Stored data

begin

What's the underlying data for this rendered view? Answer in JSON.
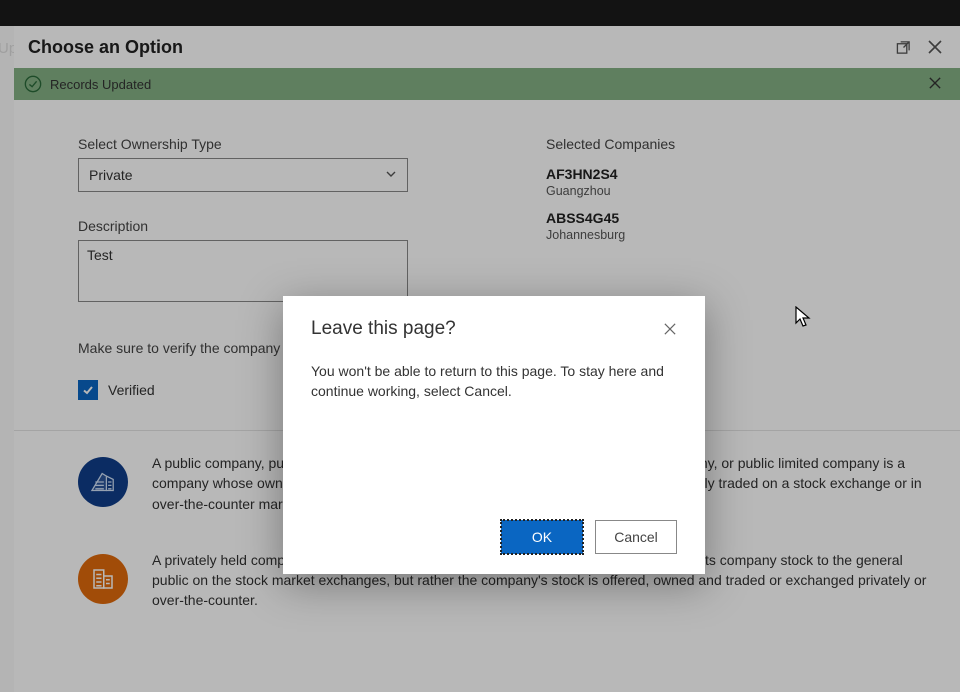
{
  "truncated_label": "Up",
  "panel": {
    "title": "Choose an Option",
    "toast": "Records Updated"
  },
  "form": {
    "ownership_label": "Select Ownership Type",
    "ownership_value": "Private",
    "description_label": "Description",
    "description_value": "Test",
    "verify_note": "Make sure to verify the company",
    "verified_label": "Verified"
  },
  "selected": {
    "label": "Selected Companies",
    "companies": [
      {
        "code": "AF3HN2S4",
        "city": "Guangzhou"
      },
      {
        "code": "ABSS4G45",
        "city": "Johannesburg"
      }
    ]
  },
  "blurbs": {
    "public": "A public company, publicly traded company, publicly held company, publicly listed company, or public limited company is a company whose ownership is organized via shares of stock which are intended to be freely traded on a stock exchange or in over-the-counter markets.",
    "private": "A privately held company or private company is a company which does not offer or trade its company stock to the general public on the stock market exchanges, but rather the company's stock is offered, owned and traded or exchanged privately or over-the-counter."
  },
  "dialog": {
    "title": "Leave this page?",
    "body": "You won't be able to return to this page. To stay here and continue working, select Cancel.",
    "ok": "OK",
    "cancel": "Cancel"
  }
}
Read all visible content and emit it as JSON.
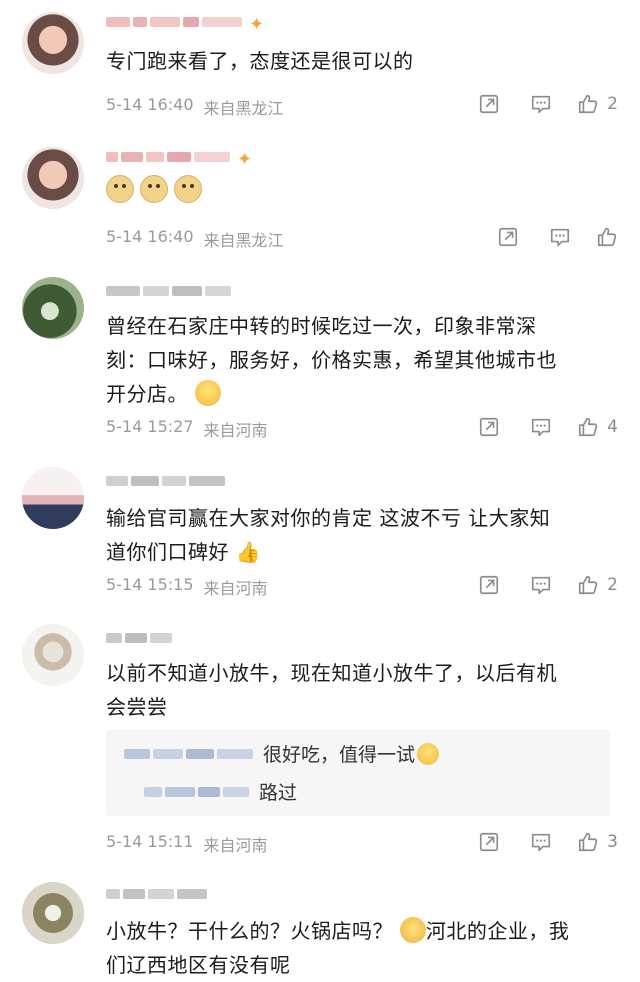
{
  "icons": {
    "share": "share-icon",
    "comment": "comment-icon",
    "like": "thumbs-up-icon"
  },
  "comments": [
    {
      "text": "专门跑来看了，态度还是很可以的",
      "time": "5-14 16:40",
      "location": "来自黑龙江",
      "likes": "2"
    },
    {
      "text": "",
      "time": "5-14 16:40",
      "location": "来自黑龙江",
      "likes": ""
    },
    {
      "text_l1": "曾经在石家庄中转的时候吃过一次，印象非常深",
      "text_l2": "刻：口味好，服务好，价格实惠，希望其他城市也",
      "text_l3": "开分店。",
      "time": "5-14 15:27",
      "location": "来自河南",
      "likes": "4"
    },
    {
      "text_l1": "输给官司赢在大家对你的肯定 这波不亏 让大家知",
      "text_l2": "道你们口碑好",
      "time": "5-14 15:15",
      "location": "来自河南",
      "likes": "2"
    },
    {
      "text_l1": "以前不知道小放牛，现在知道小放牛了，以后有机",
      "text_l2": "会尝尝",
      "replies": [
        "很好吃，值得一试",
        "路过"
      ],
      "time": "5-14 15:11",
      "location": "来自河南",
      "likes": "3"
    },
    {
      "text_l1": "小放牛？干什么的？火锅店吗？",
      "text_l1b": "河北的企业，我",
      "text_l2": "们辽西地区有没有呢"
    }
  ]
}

end
begin

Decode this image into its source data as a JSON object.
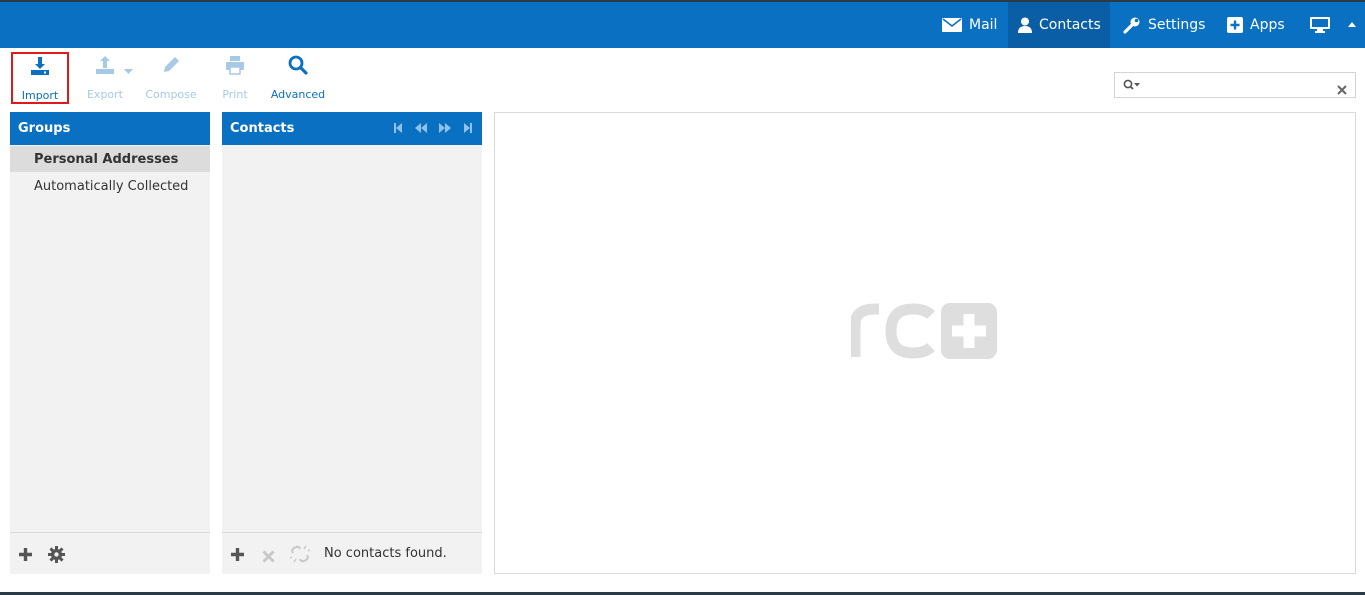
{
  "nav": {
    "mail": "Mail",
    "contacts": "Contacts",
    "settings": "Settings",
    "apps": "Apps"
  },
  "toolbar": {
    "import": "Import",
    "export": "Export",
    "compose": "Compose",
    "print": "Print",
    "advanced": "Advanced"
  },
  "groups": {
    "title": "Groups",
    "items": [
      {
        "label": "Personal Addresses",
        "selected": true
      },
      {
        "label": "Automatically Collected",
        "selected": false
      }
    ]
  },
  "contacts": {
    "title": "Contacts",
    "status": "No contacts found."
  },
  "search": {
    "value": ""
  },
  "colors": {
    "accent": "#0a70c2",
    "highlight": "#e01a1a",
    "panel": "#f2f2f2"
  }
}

end

Requirements: Gather each line in the data that holds the string "JSON".

Completed exercise:
What's the underlying data for this rendered view? Answer in JSON.
Read all visible content and emit it as JSON.
Decode this image into its source data as a JSON object.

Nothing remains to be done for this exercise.